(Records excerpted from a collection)
────
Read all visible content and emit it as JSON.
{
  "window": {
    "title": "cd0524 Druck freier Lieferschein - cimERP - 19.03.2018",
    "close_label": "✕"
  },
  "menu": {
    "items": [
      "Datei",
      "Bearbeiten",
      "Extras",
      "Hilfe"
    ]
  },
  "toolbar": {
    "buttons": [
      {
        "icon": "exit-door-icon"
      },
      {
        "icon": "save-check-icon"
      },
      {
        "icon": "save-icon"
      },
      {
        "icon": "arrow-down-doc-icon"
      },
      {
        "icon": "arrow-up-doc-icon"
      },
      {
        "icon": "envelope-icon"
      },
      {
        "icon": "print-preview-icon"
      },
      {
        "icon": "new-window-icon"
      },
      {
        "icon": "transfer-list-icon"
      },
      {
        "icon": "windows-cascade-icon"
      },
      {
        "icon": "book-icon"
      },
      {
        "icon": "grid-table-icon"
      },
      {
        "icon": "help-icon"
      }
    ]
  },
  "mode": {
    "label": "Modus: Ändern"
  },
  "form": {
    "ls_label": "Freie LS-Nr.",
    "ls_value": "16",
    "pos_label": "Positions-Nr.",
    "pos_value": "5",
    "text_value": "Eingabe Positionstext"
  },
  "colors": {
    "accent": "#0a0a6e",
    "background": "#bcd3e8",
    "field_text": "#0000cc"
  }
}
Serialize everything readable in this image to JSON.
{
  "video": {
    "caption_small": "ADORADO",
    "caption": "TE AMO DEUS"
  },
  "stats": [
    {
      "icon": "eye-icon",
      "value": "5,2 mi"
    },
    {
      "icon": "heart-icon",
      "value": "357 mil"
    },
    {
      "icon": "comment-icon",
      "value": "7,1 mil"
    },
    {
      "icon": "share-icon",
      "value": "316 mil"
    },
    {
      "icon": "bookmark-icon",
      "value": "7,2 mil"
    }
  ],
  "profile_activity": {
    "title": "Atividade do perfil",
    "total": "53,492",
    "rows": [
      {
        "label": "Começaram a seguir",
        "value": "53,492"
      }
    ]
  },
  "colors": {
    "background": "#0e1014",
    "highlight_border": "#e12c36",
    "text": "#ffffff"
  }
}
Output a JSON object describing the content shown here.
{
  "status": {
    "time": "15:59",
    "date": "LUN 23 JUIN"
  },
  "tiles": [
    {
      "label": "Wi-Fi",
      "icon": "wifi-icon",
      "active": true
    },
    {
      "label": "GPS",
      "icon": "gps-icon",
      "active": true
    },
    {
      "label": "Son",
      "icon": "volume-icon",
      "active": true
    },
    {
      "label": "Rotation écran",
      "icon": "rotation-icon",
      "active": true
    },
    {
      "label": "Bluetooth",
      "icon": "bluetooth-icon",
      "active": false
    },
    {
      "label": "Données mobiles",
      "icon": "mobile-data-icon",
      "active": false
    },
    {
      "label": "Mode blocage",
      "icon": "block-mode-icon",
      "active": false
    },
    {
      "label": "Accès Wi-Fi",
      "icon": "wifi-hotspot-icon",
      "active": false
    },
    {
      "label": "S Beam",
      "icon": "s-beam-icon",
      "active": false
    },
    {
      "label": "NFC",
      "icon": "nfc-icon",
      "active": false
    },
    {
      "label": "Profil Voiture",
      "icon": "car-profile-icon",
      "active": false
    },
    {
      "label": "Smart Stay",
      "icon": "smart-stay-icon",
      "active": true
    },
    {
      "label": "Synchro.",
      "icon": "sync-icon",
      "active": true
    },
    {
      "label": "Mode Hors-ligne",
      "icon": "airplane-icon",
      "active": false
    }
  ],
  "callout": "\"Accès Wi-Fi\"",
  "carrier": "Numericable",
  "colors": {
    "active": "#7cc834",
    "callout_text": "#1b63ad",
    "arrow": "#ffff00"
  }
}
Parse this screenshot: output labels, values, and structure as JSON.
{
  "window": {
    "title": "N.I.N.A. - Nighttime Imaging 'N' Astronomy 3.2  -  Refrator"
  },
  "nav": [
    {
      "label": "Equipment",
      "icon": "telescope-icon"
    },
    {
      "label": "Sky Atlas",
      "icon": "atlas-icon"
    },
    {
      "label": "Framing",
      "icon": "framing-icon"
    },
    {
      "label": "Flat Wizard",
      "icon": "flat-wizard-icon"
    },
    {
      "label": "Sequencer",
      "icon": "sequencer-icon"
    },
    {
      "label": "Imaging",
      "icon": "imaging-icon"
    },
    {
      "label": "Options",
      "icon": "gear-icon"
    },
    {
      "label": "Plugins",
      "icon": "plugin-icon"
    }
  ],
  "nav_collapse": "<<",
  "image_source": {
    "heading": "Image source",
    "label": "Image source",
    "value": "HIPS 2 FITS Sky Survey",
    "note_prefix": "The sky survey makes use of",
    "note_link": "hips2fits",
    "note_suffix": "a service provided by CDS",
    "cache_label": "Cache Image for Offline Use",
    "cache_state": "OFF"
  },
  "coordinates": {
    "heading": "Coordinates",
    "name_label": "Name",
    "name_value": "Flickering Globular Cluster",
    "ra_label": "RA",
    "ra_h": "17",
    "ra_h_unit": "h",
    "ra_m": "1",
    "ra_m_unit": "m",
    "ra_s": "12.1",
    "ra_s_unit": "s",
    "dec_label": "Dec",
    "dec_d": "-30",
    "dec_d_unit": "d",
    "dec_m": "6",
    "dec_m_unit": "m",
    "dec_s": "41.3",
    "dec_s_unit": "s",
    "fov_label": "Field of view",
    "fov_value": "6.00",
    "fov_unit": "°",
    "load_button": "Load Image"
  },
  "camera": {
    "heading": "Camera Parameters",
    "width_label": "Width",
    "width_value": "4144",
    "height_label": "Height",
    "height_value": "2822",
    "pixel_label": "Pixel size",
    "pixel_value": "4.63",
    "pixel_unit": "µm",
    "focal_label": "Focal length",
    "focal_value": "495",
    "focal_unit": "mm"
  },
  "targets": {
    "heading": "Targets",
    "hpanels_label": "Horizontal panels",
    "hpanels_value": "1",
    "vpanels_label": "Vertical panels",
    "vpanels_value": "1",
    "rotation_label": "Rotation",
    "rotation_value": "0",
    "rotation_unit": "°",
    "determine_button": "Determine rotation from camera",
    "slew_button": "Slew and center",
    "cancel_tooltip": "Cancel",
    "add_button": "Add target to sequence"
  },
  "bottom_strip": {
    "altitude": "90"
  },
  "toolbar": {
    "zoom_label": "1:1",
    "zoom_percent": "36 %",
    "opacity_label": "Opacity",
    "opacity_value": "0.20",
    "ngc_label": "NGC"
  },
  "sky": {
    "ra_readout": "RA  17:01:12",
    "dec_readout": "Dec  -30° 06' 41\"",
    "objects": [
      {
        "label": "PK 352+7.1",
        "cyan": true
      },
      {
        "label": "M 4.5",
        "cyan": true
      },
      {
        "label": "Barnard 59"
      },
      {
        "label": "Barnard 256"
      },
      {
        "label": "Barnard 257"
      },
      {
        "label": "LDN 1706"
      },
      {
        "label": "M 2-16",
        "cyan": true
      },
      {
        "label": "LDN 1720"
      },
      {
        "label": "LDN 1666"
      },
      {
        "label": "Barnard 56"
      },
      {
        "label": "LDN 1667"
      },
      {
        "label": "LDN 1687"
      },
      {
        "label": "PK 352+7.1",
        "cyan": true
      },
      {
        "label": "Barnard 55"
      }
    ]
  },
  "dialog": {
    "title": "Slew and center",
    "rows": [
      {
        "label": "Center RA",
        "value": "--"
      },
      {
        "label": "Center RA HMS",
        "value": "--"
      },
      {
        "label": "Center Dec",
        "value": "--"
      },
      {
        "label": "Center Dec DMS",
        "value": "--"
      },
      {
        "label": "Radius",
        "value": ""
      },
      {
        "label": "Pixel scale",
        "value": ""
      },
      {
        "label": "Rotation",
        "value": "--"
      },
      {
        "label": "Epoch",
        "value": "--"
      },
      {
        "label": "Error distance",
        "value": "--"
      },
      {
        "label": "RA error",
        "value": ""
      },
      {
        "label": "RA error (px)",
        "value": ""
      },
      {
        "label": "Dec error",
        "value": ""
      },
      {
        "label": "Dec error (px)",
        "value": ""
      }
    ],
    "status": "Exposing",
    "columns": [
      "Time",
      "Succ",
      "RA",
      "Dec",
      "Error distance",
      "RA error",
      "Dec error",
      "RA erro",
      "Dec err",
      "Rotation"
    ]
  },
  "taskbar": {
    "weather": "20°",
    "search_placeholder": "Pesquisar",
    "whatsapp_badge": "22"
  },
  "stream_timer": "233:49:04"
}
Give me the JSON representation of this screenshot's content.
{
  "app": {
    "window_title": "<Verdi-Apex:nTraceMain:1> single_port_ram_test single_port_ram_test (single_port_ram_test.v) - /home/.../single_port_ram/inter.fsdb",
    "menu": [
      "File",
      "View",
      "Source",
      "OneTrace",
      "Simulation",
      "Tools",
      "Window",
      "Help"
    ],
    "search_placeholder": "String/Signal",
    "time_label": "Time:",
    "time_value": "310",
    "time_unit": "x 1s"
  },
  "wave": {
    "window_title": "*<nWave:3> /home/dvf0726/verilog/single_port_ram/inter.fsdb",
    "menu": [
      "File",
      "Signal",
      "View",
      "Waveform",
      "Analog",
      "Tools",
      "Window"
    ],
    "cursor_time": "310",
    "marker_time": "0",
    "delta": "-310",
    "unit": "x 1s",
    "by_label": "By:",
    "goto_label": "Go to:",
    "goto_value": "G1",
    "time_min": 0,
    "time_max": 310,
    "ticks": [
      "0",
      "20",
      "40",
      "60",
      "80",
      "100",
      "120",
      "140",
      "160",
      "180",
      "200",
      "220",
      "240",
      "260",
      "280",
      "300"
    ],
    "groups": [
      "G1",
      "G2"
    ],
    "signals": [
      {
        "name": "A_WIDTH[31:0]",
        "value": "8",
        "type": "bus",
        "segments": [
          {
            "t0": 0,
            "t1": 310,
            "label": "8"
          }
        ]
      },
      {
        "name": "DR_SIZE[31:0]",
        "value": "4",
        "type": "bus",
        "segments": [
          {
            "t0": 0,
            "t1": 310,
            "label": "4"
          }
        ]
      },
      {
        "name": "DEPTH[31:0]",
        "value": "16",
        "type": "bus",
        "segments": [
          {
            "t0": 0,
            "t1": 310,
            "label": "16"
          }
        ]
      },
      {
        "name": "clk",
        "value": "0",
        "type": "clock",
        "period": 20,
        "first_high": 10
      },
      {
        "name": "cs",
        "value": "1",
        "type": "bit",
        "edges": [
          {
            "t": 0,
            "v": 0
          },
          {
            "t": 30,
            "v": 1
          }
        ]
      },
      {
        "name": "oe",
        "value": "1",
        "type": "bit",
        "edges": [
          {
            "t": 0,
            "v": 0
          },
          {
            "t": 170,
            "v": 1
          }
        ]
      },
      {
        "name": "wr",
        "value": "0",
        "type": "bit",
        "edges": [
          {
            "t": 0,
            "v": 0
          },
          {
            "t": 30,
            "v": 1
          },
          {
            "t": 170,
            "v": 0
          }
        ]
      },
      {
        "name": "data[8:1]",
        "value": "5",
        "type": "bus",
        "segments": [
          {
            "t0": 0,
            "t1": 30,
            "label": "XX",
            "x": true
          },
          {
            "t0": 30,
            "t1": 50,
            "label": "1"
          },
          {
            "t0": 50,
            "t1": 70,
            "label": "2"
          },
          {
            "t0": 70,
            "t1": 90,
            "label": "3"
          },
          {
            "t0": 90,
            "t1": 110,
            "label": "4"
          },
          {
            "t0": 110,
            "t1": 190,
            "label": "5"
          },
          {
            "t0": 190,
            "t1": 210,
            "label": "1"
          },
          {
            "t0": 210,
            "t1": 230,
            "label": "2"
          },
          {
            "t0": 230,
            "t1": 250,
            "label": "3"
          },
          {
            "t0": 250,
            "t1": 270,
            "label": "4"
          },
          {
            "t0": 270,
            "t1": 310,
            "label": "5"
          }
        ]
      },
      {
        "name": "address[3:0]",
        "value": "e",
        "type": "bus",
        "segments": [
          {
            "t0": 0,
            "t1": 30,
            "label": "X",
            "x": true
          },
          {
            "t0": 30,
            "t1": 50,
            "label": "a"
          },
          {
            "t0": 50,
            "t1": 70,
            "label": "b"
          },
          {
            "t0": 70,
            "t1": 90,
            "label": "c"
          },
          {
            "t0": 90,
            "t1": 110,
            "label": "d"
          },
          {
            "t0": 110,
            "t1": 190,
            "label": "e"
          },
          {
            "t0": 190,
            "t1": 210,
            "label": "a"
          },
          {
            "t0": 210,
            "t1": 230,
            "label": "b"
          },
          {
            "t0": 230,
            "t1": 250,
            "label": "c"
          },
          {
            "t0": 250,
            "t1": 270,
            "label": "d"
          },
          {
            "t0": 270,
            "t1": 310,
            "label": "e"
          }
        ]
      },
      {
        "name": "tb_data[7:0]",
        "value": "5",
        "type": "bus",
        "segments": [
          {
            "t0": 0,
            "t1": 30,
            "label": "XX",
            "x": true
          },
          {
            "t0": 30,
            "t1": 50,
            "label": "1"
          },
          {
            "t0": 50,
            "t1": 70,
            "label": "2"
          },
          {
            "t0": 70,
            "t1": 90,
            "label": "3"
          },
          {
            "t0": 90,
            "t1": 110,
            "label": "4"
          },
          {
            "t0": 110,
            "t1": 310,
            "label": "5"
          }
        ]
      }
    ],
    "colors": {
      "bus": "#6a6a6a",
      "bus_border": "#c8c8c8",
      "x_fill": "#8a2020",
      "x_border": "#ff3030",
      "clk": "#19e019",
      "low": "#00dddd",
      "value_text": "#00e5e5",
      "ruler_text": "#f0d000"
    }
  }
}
────
● WHAT YOU ARE ASKED TO DO:
Tell how many lines in the records above contain "Barnard", giving the number and no other words.

● OUTPUT OF THE EXERCISE:
5